- _BRIEF_:
Transcribe the records below exactly.

==== RECORD LIST ====

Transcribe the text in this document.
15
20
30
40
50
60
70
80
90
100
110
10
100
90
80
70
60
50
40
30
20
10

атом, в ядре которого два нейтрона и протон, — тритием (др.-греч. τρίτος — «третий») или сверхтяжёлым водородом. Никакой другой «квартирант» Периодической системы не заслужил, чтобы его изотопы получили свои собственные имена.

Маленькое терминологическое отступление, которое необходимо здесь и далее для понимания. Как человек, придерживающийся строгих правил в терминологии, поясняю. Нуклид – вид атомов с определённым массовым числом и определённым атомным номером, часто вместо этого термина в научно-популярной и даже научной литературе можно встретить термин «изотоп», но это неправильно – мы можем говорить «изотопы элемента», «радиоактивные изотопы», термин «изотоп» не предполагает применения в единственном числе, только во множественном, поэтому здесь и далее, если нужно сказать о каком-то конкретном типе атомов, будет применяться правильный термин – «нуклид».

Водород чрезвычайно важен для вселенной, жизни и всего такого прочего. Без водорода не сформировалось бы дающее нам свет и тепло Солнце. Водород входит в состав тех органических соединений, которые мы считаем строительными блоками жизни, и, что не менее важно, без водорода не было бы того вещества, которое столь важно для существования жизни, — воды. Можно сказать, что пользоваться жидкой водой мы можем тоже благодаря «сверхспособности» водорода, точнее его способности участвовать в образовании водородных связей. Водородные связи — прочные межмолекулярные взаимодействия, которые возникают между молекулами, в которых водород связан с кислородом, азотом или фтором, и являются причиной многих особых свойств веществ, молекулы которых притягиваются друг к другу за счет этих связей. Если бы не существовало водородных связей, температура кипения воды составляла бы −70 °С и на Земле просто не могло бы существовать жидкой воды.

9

====

- _CORRECT RESPONSE_:
Transcribe the text in this document.
15
20
30
40
50
60
70
80
90
100
110
10
100
90
80
70
60
50
40
30
20
10

атом, в ядре которого два нейтрона и протон, — тритием (др.-греч. τρίτος — «третий») или сверхтяжёлым водородом. Никакой другой «квартирант» Периодической системы не заслужил, чтобы его изотопы получили свои собственные имена.

Маленькое терминологическое отступление, которое необходимо здесь и далее для понимания. Как человек, придерживающийся строгих правил в терминологии, поясняю. Нуклид – вид атомов с определённым массовым числом и определённым атомным номером, часто вместо этого термина в научно-популярной и даже научной литературе можно встретить термин «изотоп», но это неправильно – мы можем говорить «изотопы элемента», «радиоактивные изотопы», термин «изотоп» не предполагает применения в единственном числе, только во множественном, поэтому здесь и далее, если нужно сказать о каком-то конкретном типе атомов, будет применяться правильный термин – «нуклид».

Водород чрезвычайно важен для вселенной, жизни и всего такого прочего. Без водорода не сформировалось бы дающее нам свет и тепло Солнце. Водород входит в состав тех органических соединений, которые мы считаем строительными блоками жизни, и, что не менее важно, без водорода не было бы того вещества, которое столь важно для существования жизни, — воды. Можно сказать, что пользоваться жидкой водой мы можем тоже благодаря «сверхспособности» водорода, точнее его способности участвовать в образовании водородных связей. Водородные связи — прочные межмолекулярные взаимодействия, которые возникают между молекулами, в которых водород связан с кислородом, азотом или фтором, и являются причиной многих особых свойств веществ, молекулы которых притягиваются друг к другу за счет этих связей. Если бы не существовало водородных связей, температура кипения воды составляла бы −70 °С и на Земле просто не могло бы существовать жидкой воды.

9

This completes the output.